Copy out each line below exactly as it appears.

+ + +

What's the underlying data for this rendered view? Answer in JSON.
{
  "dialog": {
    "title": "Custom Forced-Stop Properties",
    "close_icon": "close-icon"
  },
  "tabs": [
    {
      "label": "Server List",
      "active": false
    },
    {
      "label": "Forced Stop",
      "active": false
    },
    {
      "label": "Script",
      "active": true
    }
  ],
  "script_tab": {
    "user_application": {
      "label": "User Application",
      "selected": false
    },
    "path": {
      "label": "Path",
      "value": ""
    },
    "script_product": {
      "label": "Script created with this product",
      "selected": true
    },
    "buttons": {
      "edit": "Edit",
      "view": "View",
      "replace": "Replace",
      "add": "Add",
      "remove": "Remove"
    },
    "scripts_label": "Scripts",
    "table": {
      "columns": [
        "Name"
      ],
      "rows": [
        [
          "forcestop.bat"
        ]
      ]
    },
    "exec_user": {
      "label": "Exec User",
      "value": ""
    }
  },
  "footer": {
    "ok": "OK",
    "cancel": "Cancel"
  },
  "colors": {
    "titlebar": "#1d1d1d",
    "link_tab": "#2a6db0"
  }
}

+ + +

Result:
What's the underlying data for this rendered view? Answer in JSON.
{
  "dialog": {
    "title": "Custom Forced-Stop Properties",
    "close_icon": "close-icon"
  },
  "tabs": [
    {
      "label": "Server List",
      "active": false
    },
    {
      "label": "Forced Stop",
      "active": false
    },
    {
      "label": "Script",
      "active": true
    }
  ],
  "script_tab": {
    "user_application": {
      "label": "User Application",
      "selected": false
    },
    "path": {
      "label": "Path",
      "value": ""
    },
    "script_product": {
      "label": "Script created with this product",
      "selected": true
    },
    "buttons": {
      "edit": "Edit",
      "view": "View",
      "replace": "Replace",
      "add": "Add",
      "remove": "Remove"
    },
    "scripts_label": "Scripts",
    "table": {
      "columns": [
        "Name"
      ],
      "rows": [
        [
          "forcestop.bat"
        ]
      ]
    },
    "exec_user": {
      "label": "Exec User",
      "value": ""
    }
  },
  "footer": {
    "ok": "OK",
    "cancel": "Cancel"
  },
  "colors": {
    "titlebar": "#1d1d1d",
    "link_tab": "#2a6db0"
  }
}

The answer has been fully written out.